YOUR INSTRUCTIONS
Below are records to transcribe exactly, without their pictures.

MATERIAL TO PROCESS
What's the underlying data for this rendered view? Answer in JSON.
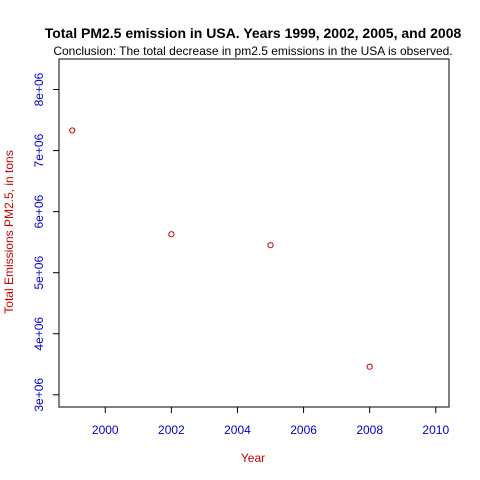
{
  "chart_data": {
    "type": "scatter",
    "title": "Total PM2.5 emission in USA. Years 1999, 2002, 2005, and 2008",
    "subtitle": "Conclusion: The total decrease in pm2.5 emissions in the USA is observed.",
    "xlabel": "Year",
    "ylabel": "Total Emissions PM2.5, in tons",
    "xlim": [
      1998.6,
      2010.4
    ],
    "ylim": [
      2800000,
      8500000
    ],
    "x_ticks": [
      2000,
      2002,
      2004,
      2006,
      2008,
      2010
    ],
    "x_tick_labels": [
      "2000",
      "2002",
      "2004",
      "2006",
      "2008",
      "2010"
    ],
    "y_ticks": [
      3000000,
      4000000,
      5000000,
      6000000,
      7000000,
      8000000
    ],
    "y_tick_labels": [
      "3e+06",
      "4e+06",
      "5e+06",
      "6e+06",
      "7e+06",
      "8e+06"
    ],
    "grid": false,
    "legend": "none",
    "points": [
      {
        "x": 1999,
        "y": 7330000
      },
      {
        "x": 2002,
        "y": 5630000
      },
      {
        "x": 2005,
        "y": 5450000
      },
      {
        "x": 2008,
        "y": 3460000
      }
    ],
    "colors": {
      "points": "#cc0000",
      "tick_labels": "#0000cc",
      "axis_labels": "#cc0000",
      "axes": "#000000",
      "title": "#000000"
    }
  }
}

RESPONSE TO THE EXERCISE
What's the underlying data for this rendered view? Answer in JSON.
{
  "chart_data": {
    "type": "scatter",
    "title": "Total PM2.5 emission in USA. Years 1999, 2002, 2005, and 2008",
    "subtitle": "Conclusion: The total decrease in pm2.5 emissions in the USA is observed.",
    "xlabel": "Year",
    "ylabel": "Total Emissions PM2.5, in tons",
    "xlim": [
      1998.6,
      2010.4
    ],
    "ylim": [
      2800000,
      8500000
    ],
    "x_ticks": [
      2000,
      2002,
      2004,
      2006,
      2008,
      2010
    ],
    "x_tick_labels": [
      "2000",
      "2002",
      "2004",
      "2006",
      "2008",
      "2010"
    ],
    "y_ticks": [
      3000000,
      4000000,
      5000000,
      6000000,
      7000000,
      8000000
    ],
    "y_tick_labels": [
      "3e+06",
      "4e+06",
      "5e+06",
      "6e+06",
      "7e+06",
      "8e+06"
    ],
    "grid": false,
    "legend": "none",
    "points": [
      {
        "x": 1999,
        "y": 7330000
      },
      {
        "x": 2002,
        "y": 5630000
      },
      {
        "x": 2005,
        "y": 5450000
      },
      {
        "x": 2008,
        "y": 3460000
      }
    ],
    "colors": {
      "points": "#cc0000",
      "tick_labels": "#0000cc",
      "axis_labels": "#cc0000",
      "axes": "#000000",
      "title": "#000000"
    }
  }
}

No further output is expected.